# Available records start

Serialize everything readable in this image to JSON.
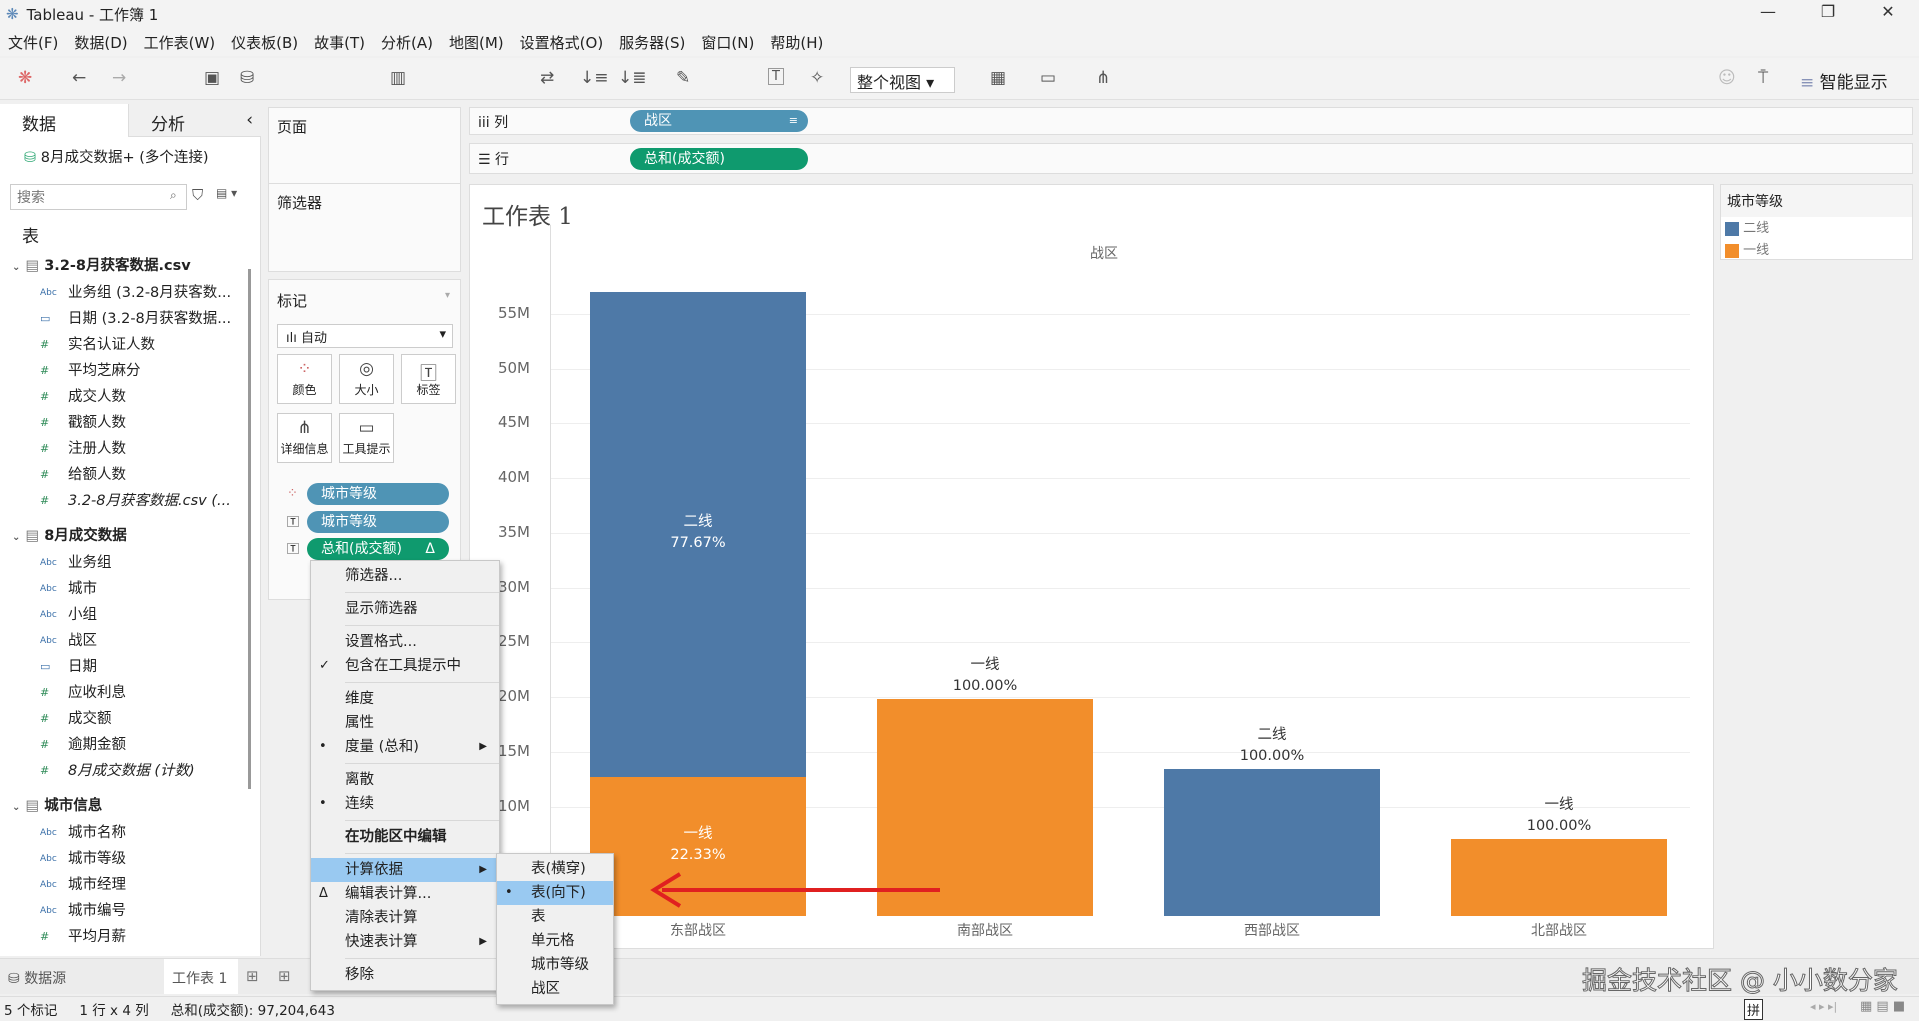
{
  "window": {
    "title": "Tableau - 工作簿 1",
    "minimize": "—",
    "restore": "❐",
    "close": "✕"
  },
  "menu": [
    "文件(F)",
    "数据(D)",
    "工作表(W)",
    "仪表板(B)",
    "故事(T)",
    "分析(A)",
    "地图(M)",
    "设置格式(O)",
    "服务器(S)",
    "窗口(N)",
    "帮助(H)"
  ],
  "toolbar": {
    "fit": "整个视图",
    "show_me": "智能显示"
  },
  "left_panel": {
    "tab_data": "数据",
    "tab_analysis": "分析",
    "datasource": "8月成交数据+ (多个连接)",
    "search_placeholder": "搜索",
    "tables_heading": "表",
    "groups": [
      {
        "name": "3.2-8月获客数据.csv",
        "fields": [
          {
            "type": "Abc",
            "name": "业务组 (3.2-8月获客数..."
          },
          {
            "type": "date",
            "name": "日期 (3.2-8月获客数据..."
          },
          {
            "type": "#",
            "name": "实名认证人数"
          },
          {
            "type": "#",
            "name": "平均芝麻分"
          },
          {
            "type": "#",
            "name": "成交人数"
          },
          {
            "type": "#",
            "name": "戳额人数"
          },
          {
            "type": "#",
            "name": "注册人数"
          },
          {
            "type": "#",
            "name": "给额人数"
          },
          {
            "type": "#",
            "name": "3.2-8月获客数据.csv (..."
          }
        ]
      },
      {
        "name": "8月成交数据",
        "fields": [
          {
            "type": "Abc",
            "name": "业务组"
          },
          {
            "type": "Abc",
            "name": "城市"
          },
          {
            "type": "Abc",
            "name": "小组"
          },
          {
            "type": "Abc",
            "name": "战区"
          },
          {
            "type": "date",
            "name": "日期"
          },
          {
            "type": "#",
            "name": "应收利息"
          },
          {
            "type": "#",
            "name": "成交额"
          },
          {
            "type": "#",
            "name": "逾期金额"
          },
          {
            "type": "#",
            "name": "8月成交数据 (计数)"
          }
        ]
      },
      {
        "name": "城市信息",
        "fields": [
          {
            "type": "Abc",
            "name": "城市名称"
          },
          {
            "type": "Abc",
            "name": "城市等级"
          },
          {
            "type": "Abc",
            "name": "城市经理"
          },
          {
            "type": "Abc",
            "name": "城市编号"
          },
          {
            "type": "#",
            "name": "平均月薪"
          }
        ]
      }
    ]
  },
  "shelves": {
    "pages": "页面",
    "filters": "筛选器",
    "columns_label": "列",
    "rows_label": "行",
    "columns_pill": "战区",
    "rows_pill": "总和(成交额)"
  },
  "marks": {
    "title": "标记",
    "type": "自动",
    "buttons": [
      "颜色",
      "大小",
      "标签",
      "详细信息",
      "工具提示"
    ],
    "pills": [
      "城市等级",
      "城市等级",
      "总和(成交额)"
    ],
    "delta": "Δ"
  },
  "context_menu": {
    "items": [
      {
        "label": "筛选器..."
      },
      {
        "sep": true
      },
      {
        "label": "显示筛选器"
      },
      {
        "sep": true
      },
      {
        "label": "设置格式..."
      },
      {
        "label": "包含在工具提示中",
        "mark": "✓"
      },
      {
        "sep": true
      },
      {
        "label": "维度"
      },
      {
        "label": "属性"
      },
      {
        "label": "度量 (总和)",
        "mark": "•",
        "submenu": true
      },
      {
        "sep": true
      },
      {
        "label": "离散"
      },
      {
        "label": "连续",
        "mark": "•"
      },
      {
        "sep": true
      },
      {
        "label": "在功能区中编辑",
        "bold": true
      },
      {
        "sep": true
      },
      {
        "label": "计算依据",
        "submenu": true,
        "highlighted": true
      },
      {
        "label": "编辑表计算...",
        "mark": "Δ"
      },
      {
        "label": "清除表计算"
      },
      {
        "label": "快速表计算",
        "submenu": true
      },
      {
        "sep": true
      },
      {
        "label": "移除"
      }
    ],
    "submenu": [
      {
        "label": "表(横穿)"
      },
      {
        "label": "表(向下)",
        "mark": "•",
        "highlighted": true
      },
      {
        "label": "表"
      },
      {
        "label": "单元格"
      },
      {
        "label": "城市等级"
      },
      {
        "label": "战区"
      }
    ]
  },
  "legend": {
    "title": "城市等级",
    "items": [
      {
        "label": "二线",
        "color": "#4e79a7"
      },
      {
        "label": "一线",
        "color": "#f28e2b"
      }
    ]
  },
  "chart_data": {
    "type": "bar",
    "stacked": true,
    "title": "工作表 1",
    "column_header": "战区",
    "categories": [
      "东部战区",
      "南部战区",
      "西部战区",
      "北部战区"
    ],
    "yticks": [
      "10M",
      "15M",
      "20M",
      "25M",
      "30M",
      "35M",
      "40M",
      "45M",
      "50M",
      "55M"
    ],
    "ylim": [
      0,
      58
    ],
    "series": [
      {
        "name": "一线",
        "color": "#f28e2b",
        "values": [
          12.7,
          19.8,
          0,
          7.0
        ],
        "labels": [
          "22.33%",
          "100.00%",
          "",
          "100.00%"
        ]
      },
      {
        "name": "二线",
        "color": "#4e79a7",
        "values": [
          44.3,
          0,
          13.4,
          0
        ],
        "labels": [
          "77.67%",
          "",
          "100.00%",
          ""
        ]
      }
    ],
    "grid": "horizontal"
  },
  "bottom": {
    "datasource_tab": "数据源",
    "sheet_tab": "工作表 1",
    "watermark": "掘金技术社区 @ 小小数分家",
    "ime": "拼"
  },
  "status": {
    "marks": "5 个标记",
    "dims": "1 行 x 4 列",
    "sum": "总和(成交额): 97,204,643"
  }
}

# Available records end
# Available records start

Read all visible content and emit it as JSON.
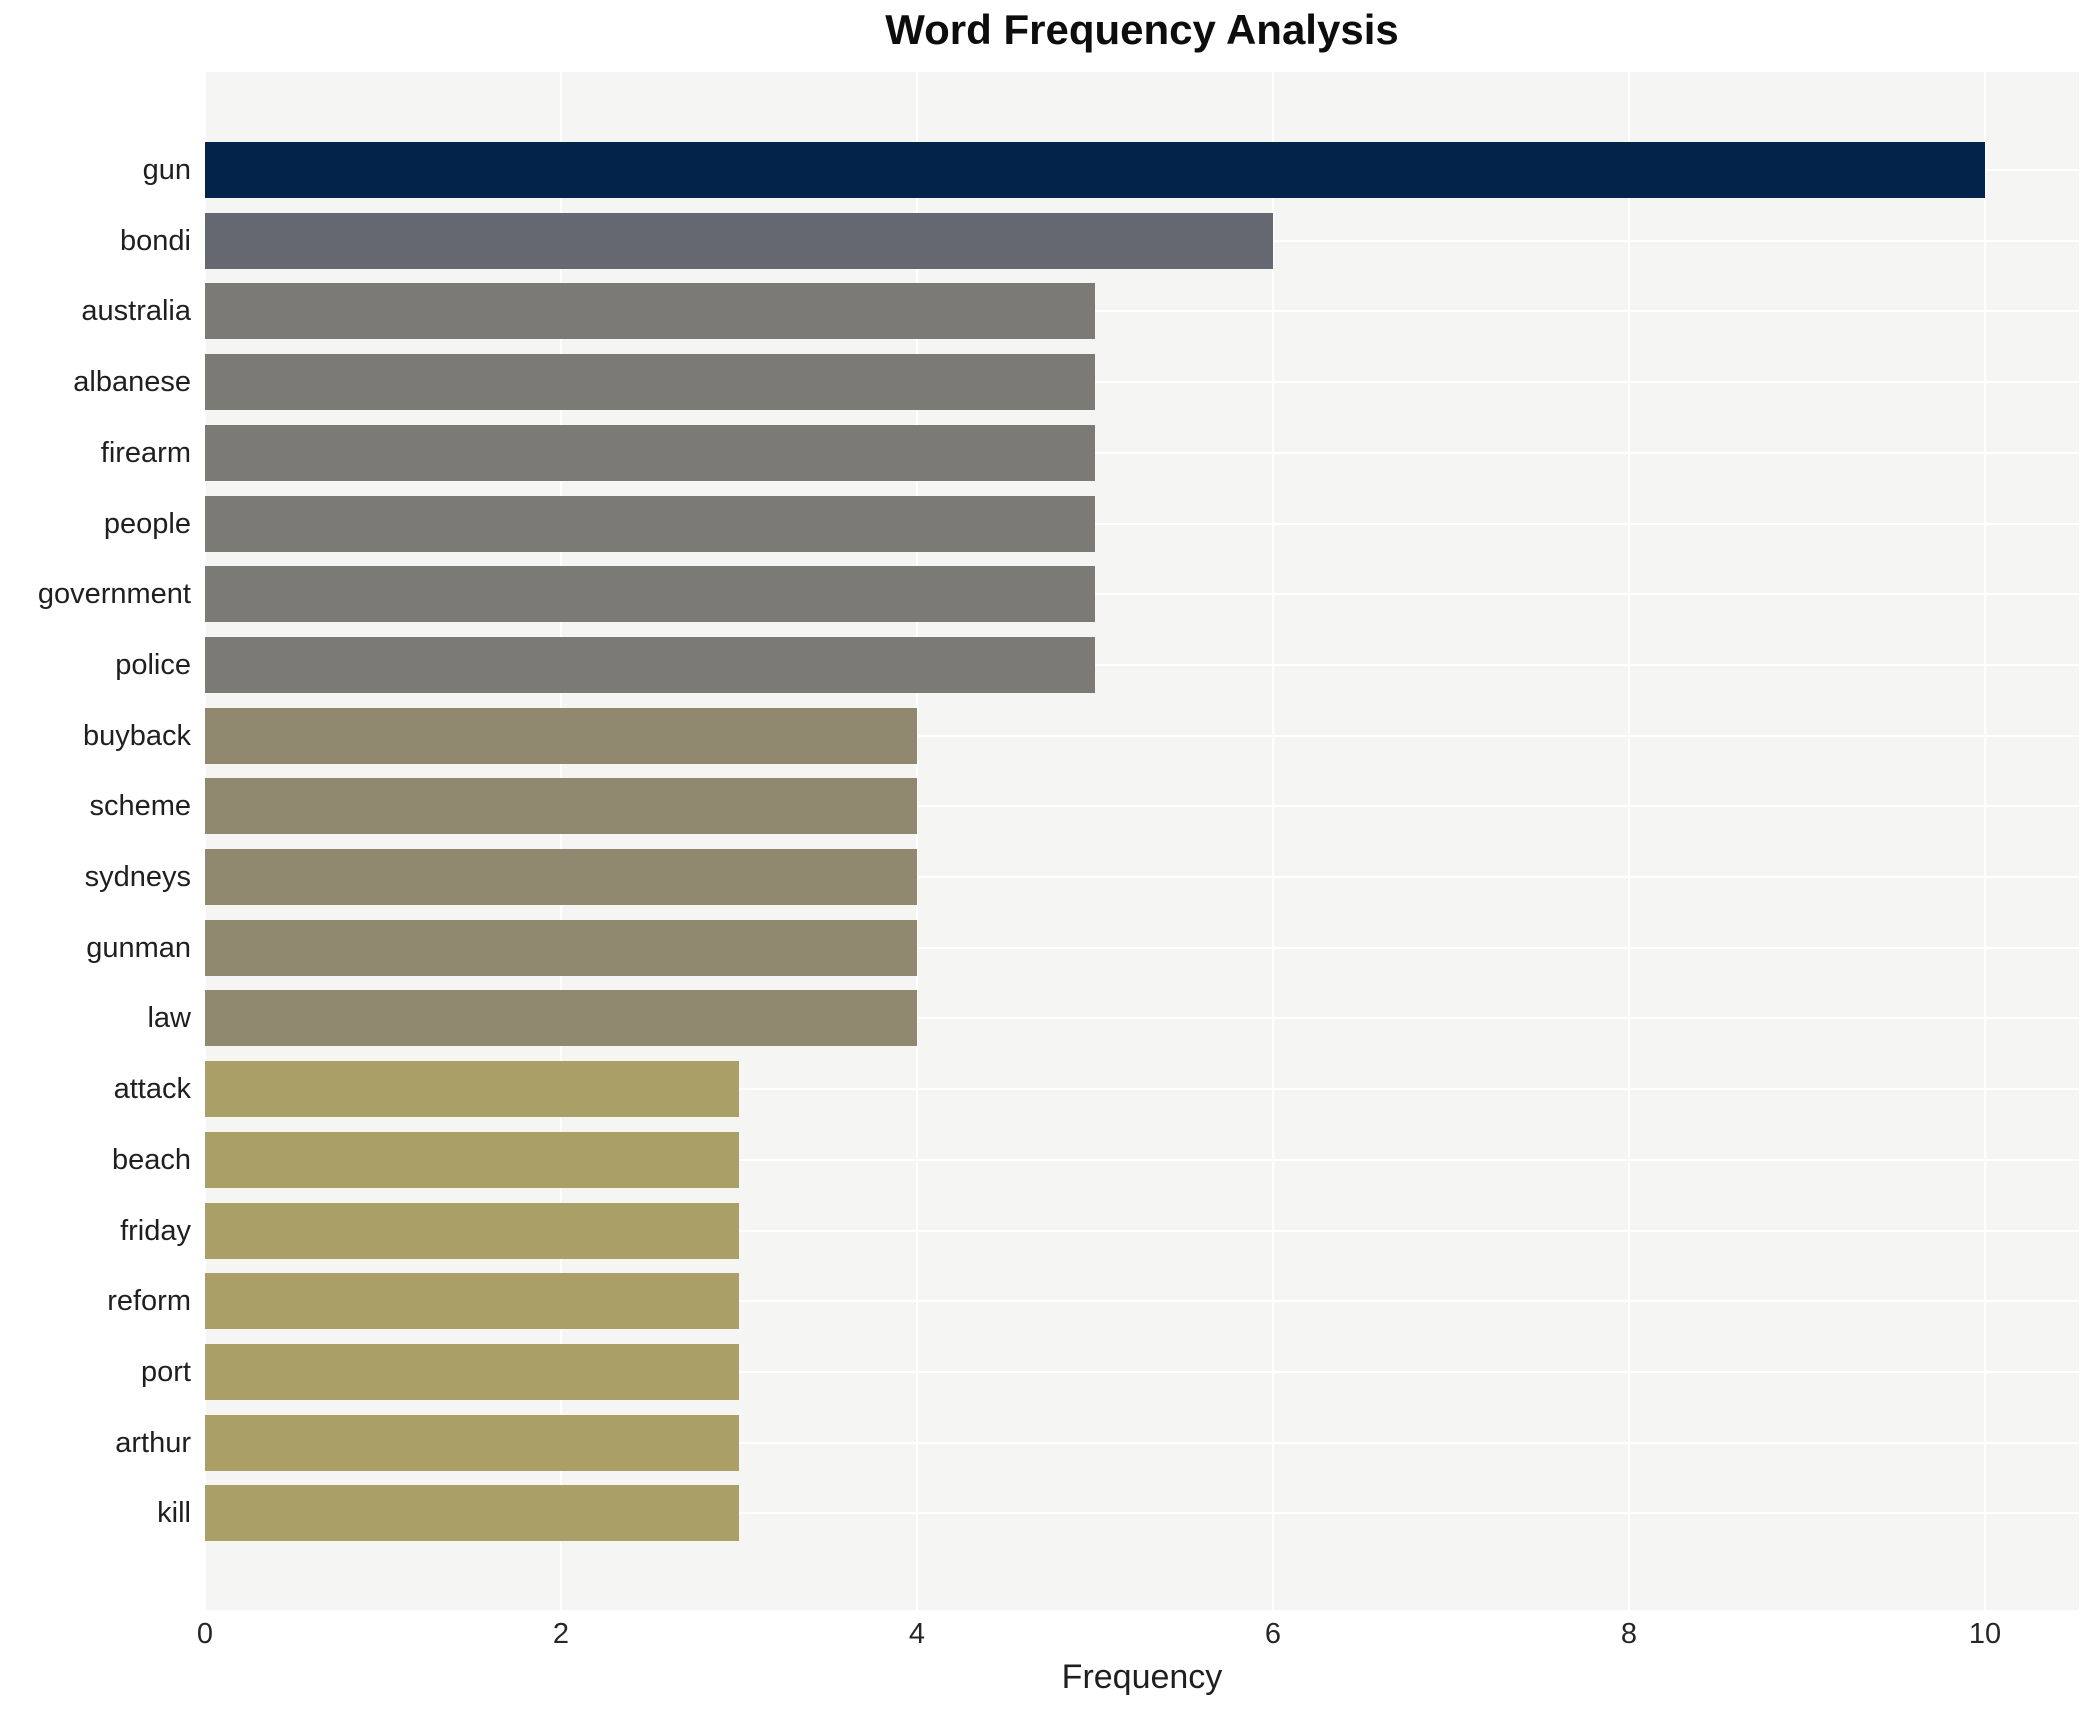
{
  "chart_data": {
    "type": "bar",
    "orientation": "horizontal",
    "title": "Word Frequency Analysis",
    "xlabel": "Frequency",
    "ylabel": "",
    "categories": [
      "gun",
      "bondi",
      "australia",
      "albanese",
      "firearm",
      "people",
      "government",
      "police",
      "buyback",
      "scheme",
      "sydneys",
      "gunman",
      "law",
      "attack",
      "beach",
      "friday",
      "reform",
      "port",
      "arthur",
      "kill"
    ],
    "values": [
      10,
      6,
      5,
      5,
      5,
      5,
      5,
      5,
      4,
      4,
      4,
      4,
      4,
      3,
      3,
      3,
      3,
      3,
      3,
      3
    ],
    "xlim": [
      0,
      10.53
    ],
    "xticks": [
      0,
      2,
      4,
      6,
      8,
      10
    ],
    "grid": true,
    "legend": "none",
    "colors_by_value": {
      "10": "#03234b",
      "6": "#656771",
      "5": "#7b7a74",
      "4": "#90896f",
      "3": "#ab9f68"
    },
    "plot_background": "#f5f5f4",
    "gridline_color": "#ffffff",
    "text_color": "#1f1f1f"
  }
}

# Available records end

◆ **What is needed**: Within the listing above, find every line containing the string "JSON" and return it.

◆ **Full answer**:
Serialize everything readable in this image to JSON.
Read all visible content and emit it as JSON.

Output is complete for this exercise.